Short exercise: Transcribe the listing below word for word.

+++

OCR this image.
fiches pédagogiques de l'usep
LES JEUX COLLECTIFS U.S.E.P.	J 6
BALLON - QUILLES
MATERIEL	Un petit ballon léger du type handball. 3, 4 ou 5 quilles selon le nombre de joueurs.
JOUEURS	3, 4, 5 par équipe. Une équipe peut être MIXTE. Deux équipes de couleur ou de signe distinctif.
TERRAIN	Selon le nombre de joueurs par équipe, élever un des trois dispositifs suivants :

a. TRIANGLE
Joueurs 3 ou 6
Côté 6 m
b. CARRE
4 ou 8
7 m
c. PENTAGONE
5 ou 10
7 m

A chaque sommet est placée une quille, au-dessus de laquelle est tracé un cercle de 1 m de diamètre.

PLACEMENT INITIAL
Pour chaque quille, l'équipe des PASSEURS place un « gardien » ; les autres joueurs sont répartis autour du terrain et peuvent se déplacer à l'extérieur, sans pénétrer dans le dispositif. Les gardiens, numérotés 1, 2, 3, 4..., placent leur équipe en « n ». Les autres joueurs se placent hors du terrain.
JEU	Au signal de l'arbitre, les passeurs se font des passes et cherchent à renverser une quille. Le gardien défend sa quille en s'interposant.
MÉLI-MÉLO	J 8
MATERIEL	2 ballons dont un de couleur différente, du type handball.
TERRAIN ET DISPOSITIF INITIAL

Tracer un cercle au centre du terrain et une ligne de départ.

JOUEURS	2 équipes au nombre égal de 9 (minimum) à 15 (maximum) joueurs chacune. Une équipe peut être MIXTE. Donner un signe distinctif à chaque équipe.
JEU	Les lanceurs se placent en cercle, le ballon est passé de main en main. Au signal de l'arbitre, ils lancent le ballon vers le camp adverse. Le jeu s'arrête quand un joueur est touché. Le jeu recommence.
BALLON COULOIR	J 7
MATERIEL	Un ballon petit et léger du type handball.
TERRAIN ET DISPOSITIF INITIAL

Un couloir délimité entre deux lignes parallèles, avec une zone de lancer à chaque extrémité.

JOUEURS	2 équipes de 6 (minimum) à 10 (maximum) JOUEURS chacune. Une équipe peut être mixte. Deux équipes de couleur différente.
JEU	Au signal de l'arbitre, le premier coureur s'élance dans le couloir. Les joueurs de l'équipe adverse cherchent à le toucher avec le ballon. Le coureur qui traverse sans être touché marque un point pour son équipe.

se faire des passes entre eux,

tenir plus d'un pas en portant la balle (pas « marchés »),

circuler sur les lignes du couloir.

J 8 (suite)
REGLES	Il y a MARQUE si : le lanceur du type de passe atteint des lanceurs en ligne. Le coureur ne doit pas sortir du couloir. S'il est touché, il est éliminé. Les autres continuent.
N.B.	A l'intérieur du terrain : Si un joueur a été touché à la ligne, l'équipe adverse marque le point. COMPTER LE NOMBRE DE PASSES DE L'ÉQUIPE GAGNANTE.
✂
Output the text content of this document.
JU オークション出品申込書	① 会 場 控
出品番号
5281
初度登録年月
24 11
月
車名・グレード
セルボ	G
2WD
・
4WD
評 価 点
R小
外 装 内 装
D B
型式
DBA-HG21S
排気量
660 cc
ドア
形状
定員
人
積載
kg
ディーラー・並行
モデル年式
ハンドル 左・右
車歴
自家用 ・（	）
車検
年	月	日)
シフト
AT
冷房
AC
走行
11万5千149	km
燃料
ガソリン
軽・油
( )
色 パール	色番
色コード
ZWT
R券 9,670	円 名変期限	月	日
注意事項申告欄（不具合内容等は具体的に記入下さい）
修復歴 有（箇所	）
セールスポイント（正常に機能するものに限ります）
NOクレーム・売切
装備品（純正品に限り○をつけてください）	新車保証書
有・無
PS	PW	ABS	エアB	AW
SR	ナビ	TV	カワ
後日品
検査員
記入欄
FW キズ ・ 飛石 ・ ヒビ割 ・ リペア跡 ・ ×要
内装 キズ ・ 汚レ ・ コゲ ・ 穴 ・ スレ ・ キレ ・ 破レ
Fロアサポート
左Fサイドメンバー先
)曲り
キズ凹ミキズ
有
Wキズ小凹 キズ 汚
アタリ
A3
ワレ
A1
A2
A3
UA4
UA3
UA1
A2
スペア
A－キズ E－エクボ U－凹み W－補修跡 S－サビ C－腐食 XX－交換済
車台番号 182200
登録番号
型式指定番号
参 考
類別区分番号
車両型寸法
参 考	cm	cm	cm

+++

Completed exercise:
OCR this image.
fiches pédagogiques de l'usep
LES JEUX COLLECTIFS U.S.E.P.	J 6
BALLON - QUILLES
MATERIEL	Un petit ballon léger du type handball. 3, 4 ou 5 quilles selon le nombre de joueurs.
JOUEURS	3, 4, 5 par équipe. Une équipe peut être MIXTE. Deux équipes de couleur ou de signe distinctif.
TERRAIN	Selon le nombre de joueurs par équipe, élever un des trois dispositifs suivants :

a. TRIANGLE
Joueurs 3 ou 6
Côté 6 m
b. CARRE
4 ou 8
7 m
c. PENTAGONE
5 ou 10
7 m

A chaque sommet est placée une quille, au-dessus de laquelle est tracé un cercle de 1 m de diamètre.

PLACEMENT INITIAL
Pour chaque quille, l'équipe des PASSEURS place un « gardien » ; les autres joueurs sont répartis autour du terrain et peuvent se déplacer à l'extérieur, sans pénétrer dans le dispositif. Les gardiens, numérotés 1, 2, 3, 4..., placent leur équipe en « n ». Les autres joueurs se placent hors du terrain.
JEU	Au signal de l'arbitre, les passeurs se font des passes et cherchent à renverser une quille. Le gardien défend sa quille en s'interposant.
MÉLI-MÉLO	J 8
MATERIEL	2 ballons dont un de couleur différente, du type handball.
TERRAIN ET DISPOSITIF INITIAL

Tracer un cercle au centre du terrain et une ligne de départ.

JOUEURS	2 équipes au nombre égal de 9 (minimum) à 15 (maximum) joueurs chacune. Une équipe peut être MIXTE. Donner un signe distinctif à chaque équipe.
JEU	Les lanceurs se placent en cercle, le ballon est passé de main en main. Au signal de l'arbitre, ils lancent le ballon vers le camp adverse. Le jeu s'arrête quand un joueur est touché. Le jeu recommence.
BALLON COULOIR	J 7
MATERIEL	Un ballon petit et léger du type handball.
TERRAIN ET DISPOSITIF INITIAL

Un couloir délimité entre deux lignes parallèles, avec une zone de lancer à chaque extrémité.

JOUEURS	2 équipes de 6 (minimum) à 10 (maximum) JOUEURS chacune. Une équipe peut être mixte. Deux équipes de couleur différente.
JEU	Au signal de l'arbitre, le premier coureur s'élance dans le couloir. Les joueurs de l'équipe adverse cherchent à le toucher avec le ballon. Le coureur qui traverse sans être touché marque un point pour son équipe.

se faire des passes entre eux,

tenir plus d'un pas en portant la balle (pas « marchés »),

circuler sur les lignes du couloir.

J 8 (suite)
REGLES	Il y a MARQUE si : le lanceur du type de passe atteint des lanceurs en ligne. Le coureur ne doit pas sortir du couloir. S'il est touché, il est éliminé. Les autres continuent.
N.B.	A l'intérieur du terrain : Si un joueur a été touché à la ligne, l'équipe adverse marque le point. COMPTER LE NOMBRE DE PASSES DE L'ÉQUIPE GAGNANTE.
✂
Output the text content of this document.
JU オークション出品申込書	① 会 場 控
出品番号
5281
初度登録年月
24 11
月
車名・グレード
セルボ	G
2WD
・
4WD
評 価 点
R小
外 装 内 装
D B
型式
DBA-HG21S
排気量
660 cc
ドア
形状
定員
人
積載
kg
ディーラー・並行
モデル年式
ハンドル 左・右
車歴
自家用 ・（	）
車検
年	月	日)
シフト
AT
冷房
AC
走行
11万5千149	km
燃料
ガソリン
軽・油
( )
色 パール	色番
色コード
ZWT
R券 9,670	円 名変期限	月	日
注意事項申告欄（不具合内容等は具体的に記入下さい）
修復歴 有（箇所	）
セールスポイント（正常に機能するものに限ります）
NOクレーム・売切
装備品（純正品に限り○をつけてください）	新車保証書
有・無
PS	PW	ABS	エアB	AW
SR	ナビ	TV	カワ
後日品
検査員
記入欄
FW キズ ・ 飛石 ・ ヒビ割 ・ リペア跡 ・ ×要
内装 キズ ・ 汚レ ・ コゲ ・ 穴 ・ スレ ・ キレ ・ 破レ
Fロアサポート
左Fサイドメンバー先
)曲り
キズ凹ミキズ
有
Wキズ小凹 キズ 汚
アタリ
A3
ワレ
A1
A2
A3
UA4
UA3
UA1
A2
スペア
A－キズ E－エクボ U－凹み W－補修跡 S－サビ C－腐食 XX－交換済
車台番号 182200
登録番号
型式指定番号
参 考
類別区分番号
車両型寸法
参 考	cm	cm	cm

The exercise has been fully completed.